#### [Task to complete]
Retype each entry below, keeping every character the same.

#### [Data listing]
------------------------------------

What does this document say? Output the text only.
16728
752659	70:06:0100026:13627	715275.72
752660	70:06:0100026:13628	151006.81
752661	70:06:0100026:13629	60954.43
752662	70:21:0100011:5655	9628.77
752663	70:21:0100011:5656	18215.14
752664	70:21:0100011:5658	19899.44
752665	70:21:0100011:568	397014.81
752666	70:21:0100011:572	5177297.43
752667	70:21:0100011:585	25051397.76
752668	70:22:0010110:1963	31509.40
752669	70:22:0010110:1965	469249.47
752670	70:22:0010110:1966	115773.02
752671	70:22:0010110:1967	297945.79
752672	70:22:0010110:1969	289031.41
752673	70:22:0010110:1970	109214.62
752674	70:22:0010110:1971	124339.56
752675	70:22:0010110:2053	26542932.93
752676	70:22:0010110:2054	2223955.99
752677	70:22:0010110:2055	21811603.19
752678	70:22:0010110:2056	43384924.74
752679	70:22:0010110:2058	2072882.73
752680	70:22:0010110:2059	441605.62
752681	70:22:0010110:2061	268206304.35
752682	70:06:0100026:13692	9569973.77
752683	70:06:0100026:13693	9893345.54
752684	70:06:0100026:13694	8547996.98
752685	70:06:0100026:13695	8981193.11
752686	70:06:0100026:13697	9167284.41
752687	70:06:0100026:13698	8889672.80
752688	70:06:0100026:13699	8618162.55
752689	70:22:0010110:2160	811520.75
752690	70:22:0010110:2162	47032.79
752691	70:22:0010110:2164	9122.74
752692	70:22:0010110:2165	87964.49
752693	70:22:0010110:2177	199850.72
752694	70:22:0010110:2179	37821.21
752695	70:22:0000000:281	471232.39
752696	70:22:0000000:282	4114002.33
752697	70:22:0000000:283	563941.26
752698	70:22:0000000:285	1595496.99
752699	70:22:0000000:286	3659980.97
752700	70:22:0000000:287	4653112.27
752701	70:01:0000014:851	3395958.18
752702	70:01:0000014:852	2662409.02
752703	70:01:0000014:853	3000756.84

------------------------------------

#### [Written answer]
What does this document say? Output the text only.
16728
752659	70:06:0100026:13627	715275.72
752660	70:06:0100026:13628	151006.81
752661	70:06:0100026:13629	60954.43
752662	70:21:0100011:5655	9628.77
752663	70:21:0100011:5656	18215.14
752664	70:21:0100011:5658	19899.44
752665	70:21:0100011:568	397014.81
752666	70:21:0100011:572	5177297.43
752667	70:21:0100011:585	25051397.76
752668	70:22:0010110:1963	31509.40
752669	70:22:0010110:1965	469249.47
752670	70:22:0010110:1966	115773.02
752671	70:22:0010110:1967	297945.79
752672	70:22:0010110:1969	289031.41
752673	70:22:0010110:1970	109214.62
752674	70:22:0010110:1971	124339.56
752675	70:22:0010110:2053	26542932.93
752676	70:22:0010110:2054	2223955.99
752677	70:22:0010110:2055	21811603.19
752678	70:22:0010110:2056	43384924.74
752679	70:22:0010110:2058	2072882.73
752680	70:22:0010110:2059	441605.62
752681	70:22:0010110:2061	268206304.35
752682	70:06:0100026:13692	9569973.77
752683	70:06:0100026:13693	9893345.54
752684	70:06:0100026:13694	8547996.98
752685	70:06:0100026:13695	8981193.11
752686	70:06:0100026:13697	9167284.41
752687	70:06:0100026:13698	8889672.80
752688	70:06:0100026:13699	8618162.55
752689	70:22:0010110:2160	811520.75
752690	70:22:0010110:2162	47032.79
752691	70:22:0010110:2164	9122.74
752692	70:22:0010110:2165	87964.49
752693	70:22:0010110:2177	199850.72
752694	70:22:0010110:2179	37821.21
752695	70:22:0000000:281	471232.39
752696	70:22:0000000:282	4114002.33
752697	70:22:0000000:283	563941.26
752698	70:22:0000000:285	1595496.99
752699	70:22:0000000:286	3659980.97
752700	70:22:0000000:287	4653112.27
752701	70:01:0000014:851	3395958.18
752702	70:01:0000014:852	2662409.02
752703	70:01:0000014:853	3000756.84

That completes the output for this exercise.